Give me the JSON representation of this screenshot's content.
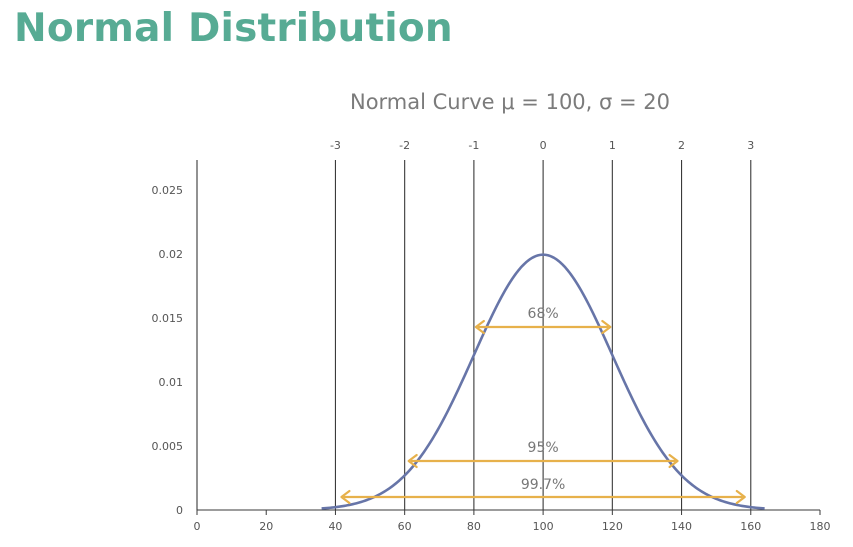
{
  "page": {
    "title": "Normal Distribution"
  },
  "chart_data": {
    "type": "line",
    "title": "Normal Curve μ = 100, σ = 20",
    "mean": 100,
    "sd": 20,
    "curve_color": "#6775a8",
    "arrow_color": "#e7b14b",
    "x_ticks": [
      0,
      20,
      40,
      60,
      80,
      100,
      120,
      140,
      160,
      180
    ],
    "y_ticks": [
      0,
      0.005,
      0.01,
      0.015,
      0.02,
      0.025
    ],
    "y_tick_labels": [
      "0",
      "0.005",
      "0.01",
      "0.015",
      "0.02",
      "0.025"
    ],
    "xlim": [
      0,
      180
    ],
    "ylim": [
      0,
      0.025
    ],
    "sigma_lines": [
      {
        "label": "-3",
        "x": 40
      },
      {
        "label": "-2",
        "x": 60
      },
      {
        "label": "-1",
        "x": 80
      },
      {
        "label": "0",
        "x": 100
      },
      {
        "label": "1",
        "x": 120
      },
      {
        "label": "2",
        "x": 140
      },
      {
        "label": "3",
        "x": 160
      }
    ],
    "intervals": [
      {
        "label": "68%",
        "from": 80,
        "to": 120
      },
      {
        "label": "95%",
        "from": 60,
        "to": 140
      },
      {
        "label": "99.7%",
        "from": 40,
        "to": 160
      }
    ]
  }
}
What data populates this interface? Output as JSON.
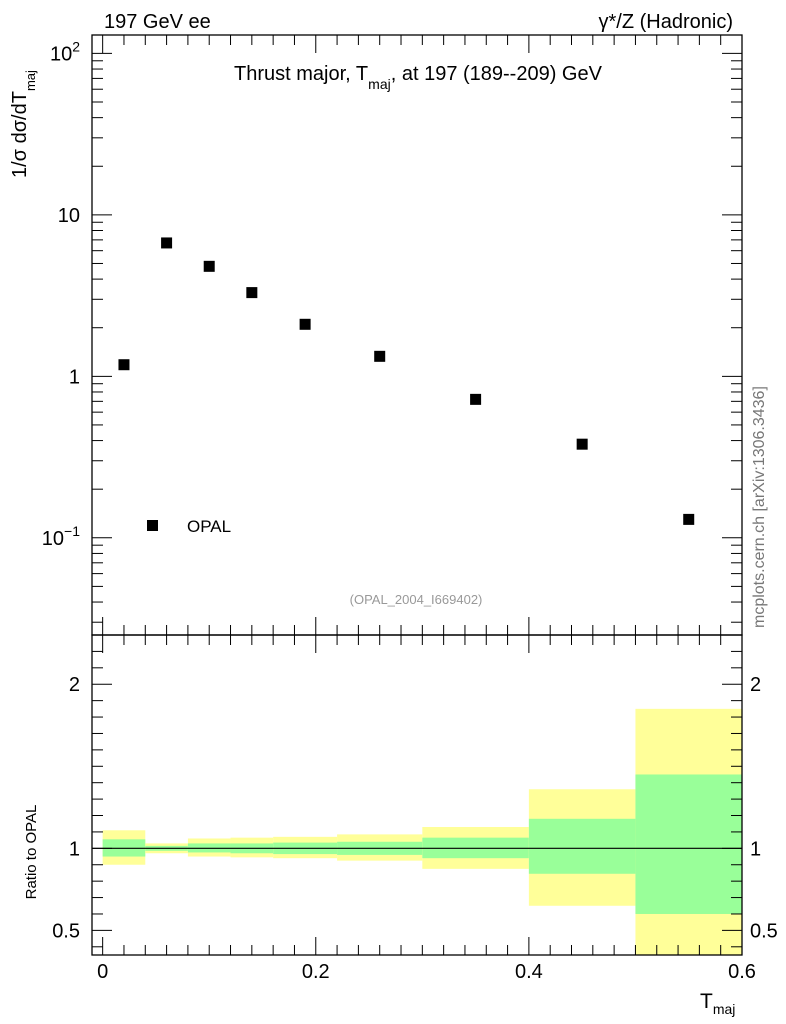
{
  "header": {
    "left": "197 GeV ee",
    "right_sup": "γ*/Z (Hadronic)"
  },
  "chart_data": [
    {
      "type": "scatter",
      "panel": "main",
      "title": "Thrust major, T_maj, at 197 (189--209) GeV",
      "title_parts": {
        "pre": "Thrust major, T",
        "sub": "maj",
        "post": ", at 197 (189--209) GeV"
      },
      "ylabel_parts": {
        "pre": "1/σ  dσ/dT",
        "sub": "maj"
      },
      "yscale": "log",
      "ylim": [
        0.025,
        130
      ],
      "xlim": [
        -0.01,
        0.6
      ],
      "y_ticks": [
        {
          "value": 0.1,
          "label_base": "10",
          "label_exp": "−1"
        },
        {
          "value": 1,
          "label_base": "1",
          "label_exp": ""
        },
        {
          "value": 10,
          "label_base": "10",
          "label_exp": ""
        },
        {
          "value": 100,
          "label_base": "10",
          "label_exp": "2"
        }
      ],
      "series": [
        {
          "name": "OPAL",
          "marker": "square",
          "color": "#000000",
          "points": [
            {
              "x": 0.02,
              "y": 1.18
            },
            {
              "x": 0.06,
              "y": 6.7
            },
            {
              "x": 0.1,
              "y": 4.8
            },
            {
              "x": 0.14,
              "y": 3.3
            },
            {
              "x": 0.19,
              "y": 2.1
            },
            {
              "x": 0.26,
              "y": 1.33
            },
            {
              "x": 0.35,
              "y": 0.72
            },
            {
              "x": 0.45,
              "y": 0.38
            },
            {
              "x": 0.55,
              "y": 0.13
            }
          ]
        }
      ],
      "legend": {
        "position": "bottom-left",
        "entries": [
          "OPAL"
        ]
      },
      "annotation": "(OPAL_2004_I669402)",
      "side_label": "mcplots.cern.ch [arXiv:1306.3436]"
    },
    {
      "type": "area",
      "panel": "ratio",
      "ylabel": "Ratio to OPAL",
      "xlabel_parts": {
        "pre": "T",
        "sub": "maj"
      },
      "xlim": [
        -0.01,
        0.6
      ],
      "ylim": [
        0.35,
        2.3
      ],
      "reference_line": 1,
      "x_ticks": [
        {
          "value": 0,
          "label": "0"
        },
        {
          "value": 0.2,
          "label": "0.2"
        },
        {
          "value": 0.4,
          "label": "0.4"
        },
        {
          "value": 0.6,
          "label": "0.6"
        }
      ],
      "y_ticks": [
        {
          "value": 0.5,
          "label": "0.5"
        },
        {
          "value": 1,
          "label": "1"
        },
        {
          "value": 2,
          "label": "2"
        }
      ],
      "bands": [
        {
          "x0": 0.0,
          "x1": 0.04,
          "outer": [
            0.9,
            1.11
          ],
          "inner": [
            0.95,
            1.055
          ]
        },
        {
          "x0": 0.04,
          "x1": 0.08,
          "outer": [
            0.97,
            1.03
          ],
          "inner": [
            0.985,
            1.015
          ]
        },
        {
          "x0": 0.08,
          "x1": 0.12,
          "outer": [
            0.95,
            1.06
          ],
          "inner": [
            0.975,
            1.03
          ]
        },
        {
          "x0": 0.12,
          "x1": 0.16,
          "outer": [
            0.945,
            1.065
          ],
          "inner": [
            0.97,
            1.03
          ]
        },
        {
          "x0": 0.16,
          "x1": 0.22,
          "outer": [
            0.94,
            1.07
          ],
          "inner": [
            0.965,
            1.035
          ]
        },
        {
          "x0": 0.22,
          "x1": 0.3,
          "outer": [
            0.925,
            1.085
          ],
          "inner": [
            0.96,
            1.04
          ]
        },
        {
          "x0": 0.3,
          "x1": 0.4,
          "outer": [
            0.875,
            1.13
          ],
          "inner": [
            0.94,
            1.065
          ]
        },
        {
          "x0": 0.4,
          "x1": 0.5,
          "outer": [
            0.65,
            1.36
          ],
          "inner": [
            0.845,
            1.18
          ]
        },
        {
          "x0": 0.5,
          "x1": 0.6,
          "outer": [
            0.35,
            1.85
          ],
          "inner": [
            0.6,
            1.45
          ]
        }
      ],
      "band_colors": {
        "outer": "#ffff99",
        "inner": "#99ff99"
      }
    }
  ]
}
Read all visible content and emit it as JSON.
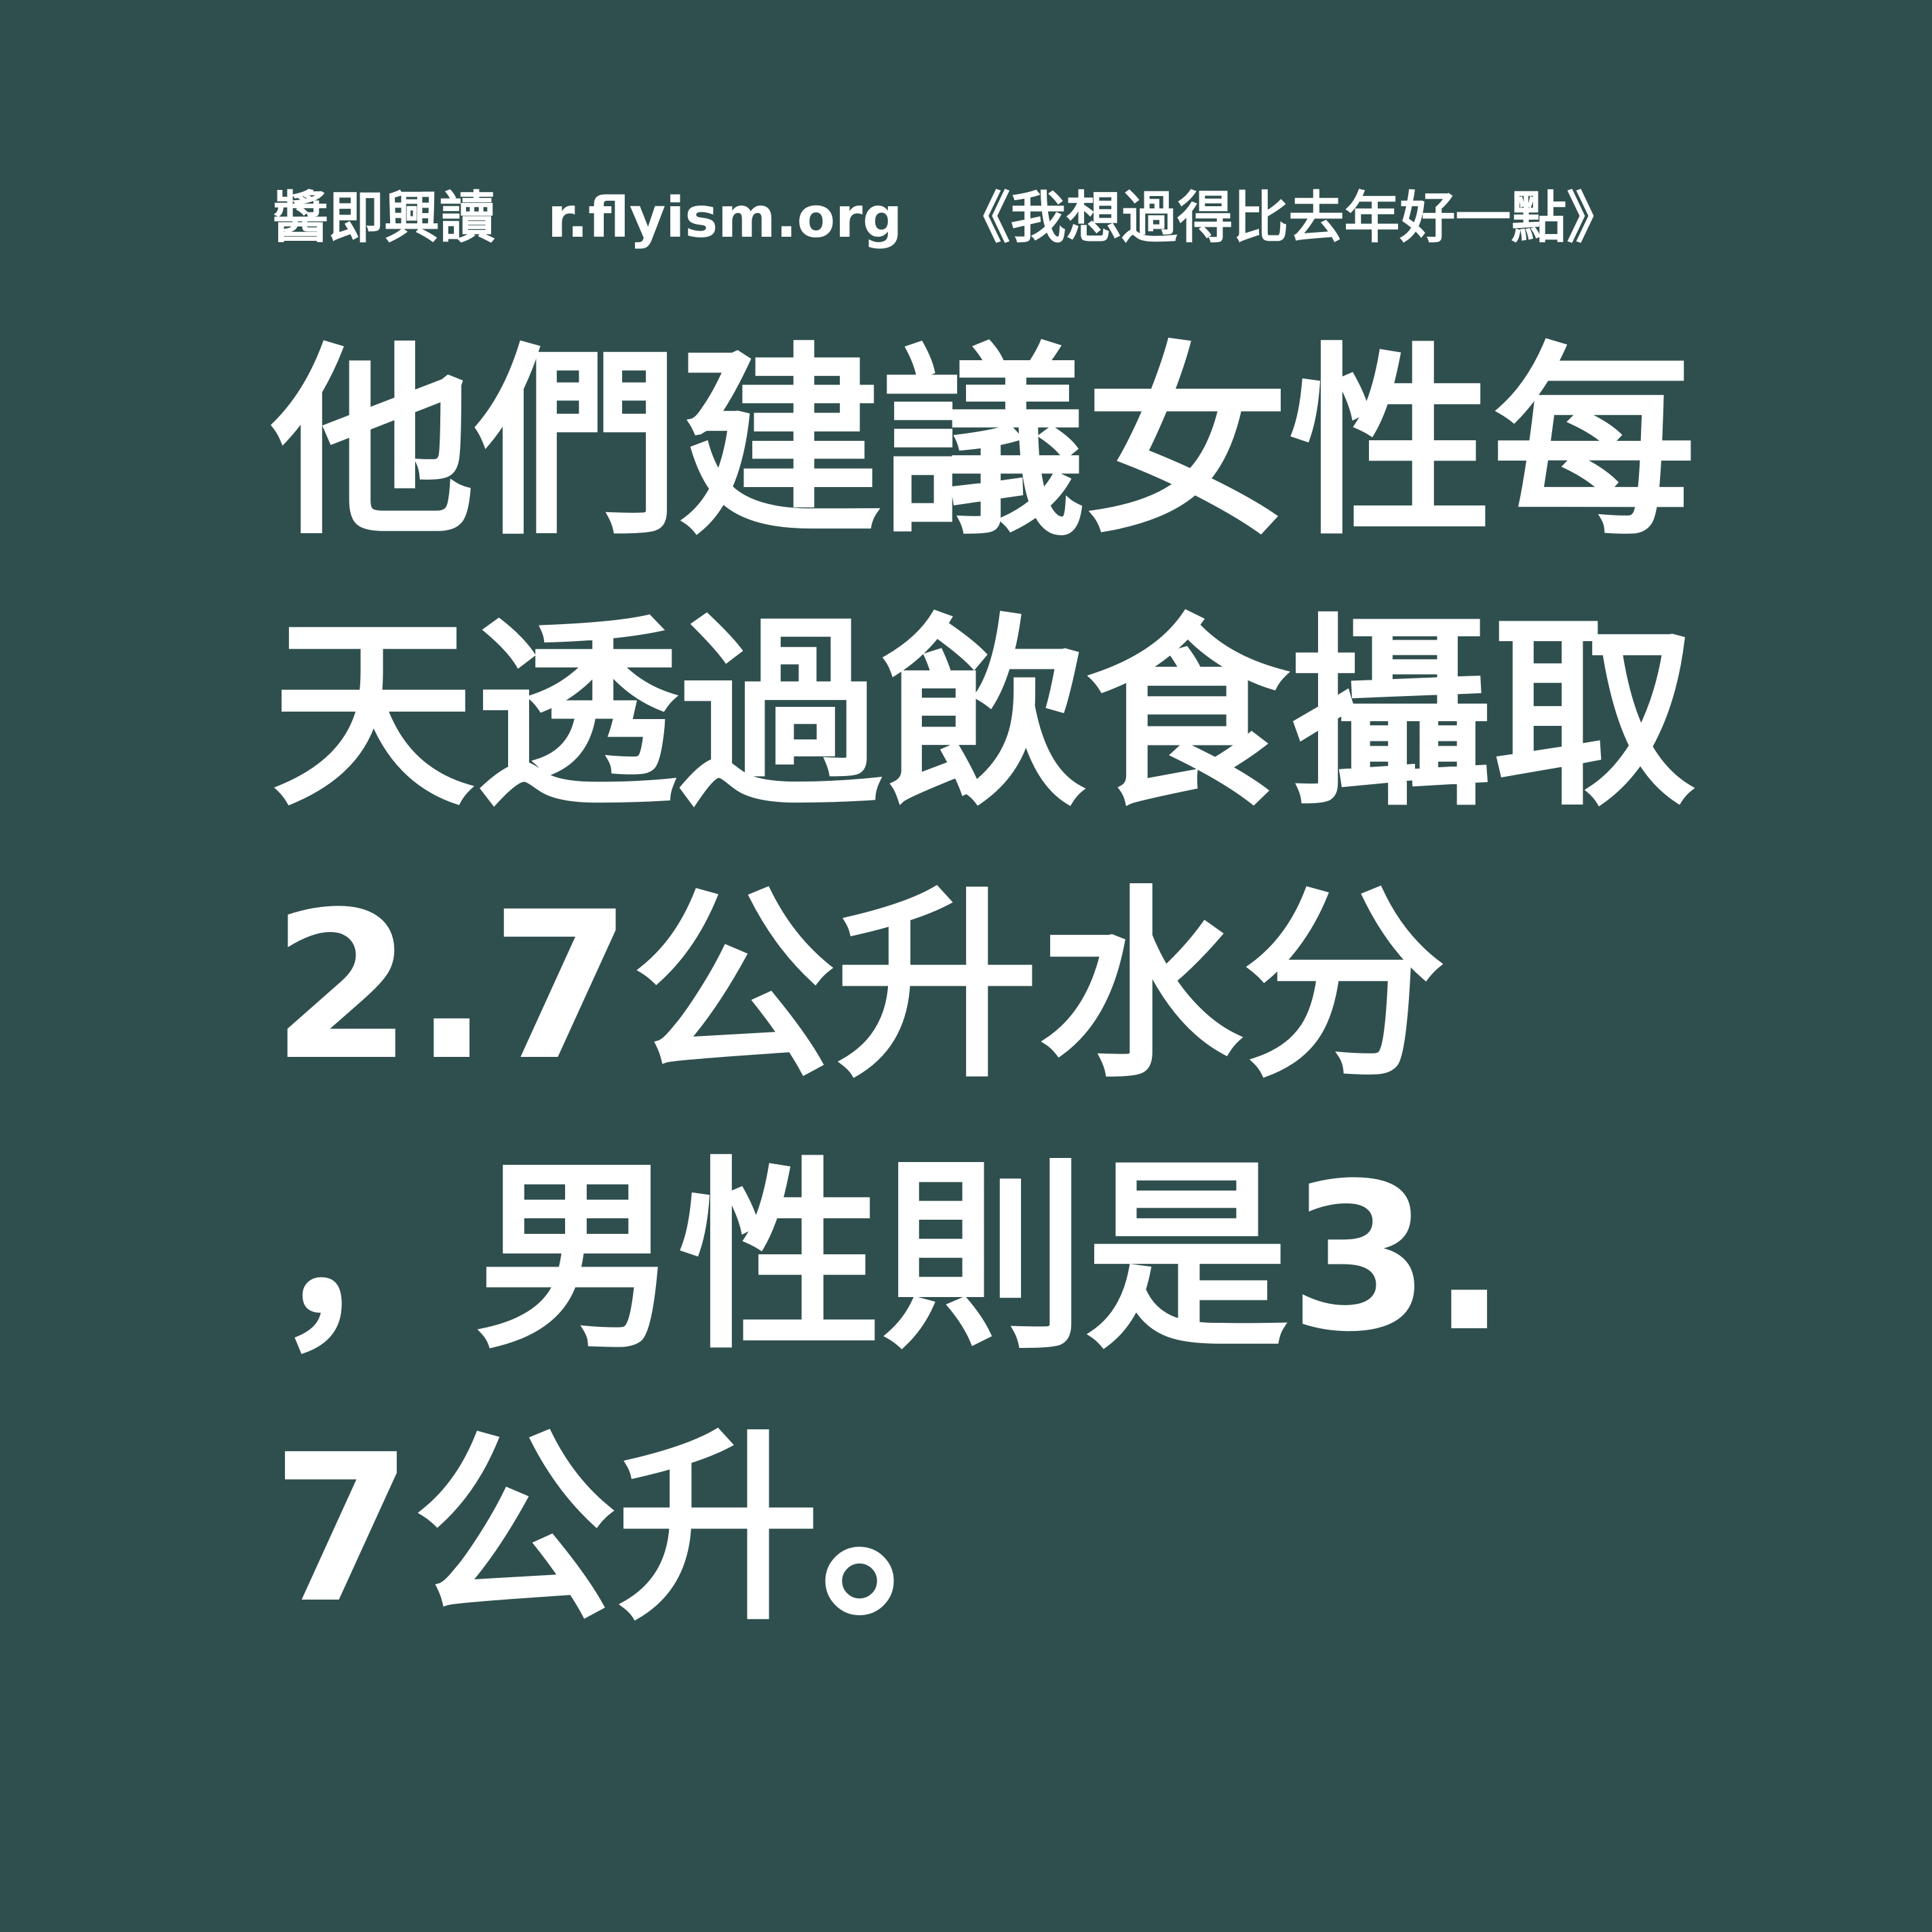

- _Written exercise_: Without the pictures, transcribe the listing above exactly.

- _Written reply_:
Give me the JSON representation of this screenshot's content.
{
  "page": {
    "title": "Normal Distribution"
  },
  "chart_data": {
    "type": "line",
    "title": "Normal Curve μ = 100, σ = 20",
    "mean": 100,
    "sd": 20,
    "curve_color": "#6775a8",
    "arrow_color": "#e7b14b",
    "x_ticks": [
      0,
      20,
      40,
      60,
      80,
      100,
      120,
      140,
      160,
      180
    ],
    "y_ticks": [
      0,
      0.005,
      0.01,
      0.015,
      0.02,
      0.025
    ],
    "y_tick_labels": [
      "0",
      "0.005",
      "0.01",
      "0.015",
      "0.02",
      "0.025"
    ],
    "xlim": [
      0,
      180
    ],
    "ylim": [
      0,
      0.025
    ],
    "sigma_lines": [
      {
        "label": "-3",
        "x": 40
      },
      {
        "label": "-2",
        "x": 60
      },
      {
        "label": "-1",
        "x": 80
      },
      {
        "label": "0",
        "x": 100
      },
      {
        "label": "1",
        "x": 120
      },
      {
        "label": "2",
        "x": 140
      },
      {
        "label": "3",
        "x": 160
      }
    ],
    "intervals": [
      {
        "label": "68%",
        "from": 80,
        "to": 120
      },
      {
        "label": "95%",
        "from": 60,
        "to": 140
      },
      {
        "label": "99.7%",
        "from": 40,
        "to": 160
      }
    ]
  }
}
What data populates this interface? Output as JSON.
{
  "header": {
    "left": "197 GeV ee",
    "right_sup": "γ*/Z (Hadronic)"
  },
  "chart_data": [
    {
      "type": "scatter",
      "panel": "main",
      "title": "Thrust major, T_maj, at 197 (189--209) GeV",
      "title_parts": {
        "pre": "Thrust major, T",
        "sub": "maj",
        "post": ", at 197 (189--209) GeV"
      },
      "ylabel_parts": {
        "pre": "1/σ  dσ/dT",
        "sub": "maj"
      },
      "yscale": "log",
      "ylim": [
        0.025,
        130
      ],
      "xlim": [
        -0.01,
        0.6
      ],
      "y_ticks": [
        {
          "value": 0.1,
          "label_base": "10",
          "label_exp": "−1"
        },
        {
          "value": 1,
          "label_base": "1",
          "label_exp": ""
        },
        {
          "value": 10,
          "label_base": "10",
          "label_exp": ""
        },
        {
          "value": 100,
          "label_base": "10",
          "label_exp": "2"
        }
      ],
      "series": [
        {
          "name": "OPAL",
          "marker": "square",
          "color": "#000000",
          "points": [
            {
              "x": 0.02,
              "y": 1.18
            },
            {
              "x": 0.06,
              "y": 6.7
            },
            {
              "x": 0.1,
              "y": 4.8
            },
            {
              "x": 0.14,
              "y": 3.3
            },
            {
              "x": 0.19,
              "y": 2.1
            },
            {
              "x": 0.26,
              "y": 1.33
            },
            {
              "x": 0.35,
              "y": 0.72
            },
            {
              "x": 0.45,
              "y": 0.38
            },
            {
              "x": 0.55,
              "y": 0.13
            }
          ]
        }
      ],
      "legend": {
        "position": "bottom-left",
        "entries": [
          "OPAL"
        ]
      },
      "annotation": "(OPAL_2004_I669402)",
      "side_label": "mcplots.cern.ch [arXiv:1306.3436]"
    },
    {
      "type": "area",
      "panel": "ratio",
      "ylabel": "Ratio to OPAL",
      "xlabel_parts": {
        "pre": "T",
        "sub": "maj"
      },
      "xlim": [
        -0.01,
        0.6
      ],
      "ylim": [
        0.35,
        2.3
      ],
      "reference_line": 1,
      "x_ticks": [
        {
          "value": 0,
          "label": "0"
        },
        {
          "value": 0.2,
          "label": "0.2"
        },
        {
          "value": 0.4,
          "label": "0.4"
        },
        {
          "value": 0.6,
          "label": "0.6"
        }
      ],
      "y_ticks": [
        {
          "value": 0.5,
          "label": "0.5"
        },
        {
          "value": 1,
          "label": "1"
        },
        {
          "value": 2,
          "label": "2"
        }
      ],
      "bands": [
        {
          "x0": 0.0,
          "x1": 0.04,
          "outer": [
            0.9,
            1.11
          ],
          "inner": [
            0.95,
            1.055
          ]
        },
        {
          "x0": 0.04,
          "x1": 0.08,
          "outer": [
            0.97,
            1.03
          ],
          "inner": [
            0.985,
            1.015
          ]
        },
        {
          "x0": 0.08,
          "x1": 0.12,
          "outer": [
            0.95,
            1.06
          ],
          "inner": [
            0.975,
            1.03
          ]
        },
        {
          "x0": 0.12,
          "x1": 0.16,
          "outer": [
            0.945,
            1.065
          ],
          "inner": [
            0.97,
            1.03
          ]
        },
        {
          "x0": 0.16,
          "x1": 0.22,
          "outer": [
            0.94,
            1.07
          ],
          "inner": [
            0.965,
            1.035
          ]
        },
        {
          "x0": 0.22,
          "x1": 0.3,
          "outer": [
            0.925,
            1.085
          ],
          "inner": [
            0.96,
            1.04
          ]
        },
        {
          "x0": 0.3,
          "x1": 0.4,
          "outer": [
            0.875,
            1.13
          ],
          "inner": [
            0.94,
            1.065
          ]
        },
        {
          "x0": 0.4,
          "x1": 0.5,
          "outer": [
            0.65,
            1.36
          ],
          "inner": [
            0.845,
            1.18
          ]
        },
        {
          "x0": 0.5,
          "x1": 0.6,
          "outer": [
            0.35,
            1.85
          ],
          "inner": [
            0.6,
            1.45
          ]
        }
      ],
      "band_colors": {
        "outer": "#ffff99",
        "inner": "#99ff99"
      }
    }
  ]
}
Read all visible content and emit it as JSON.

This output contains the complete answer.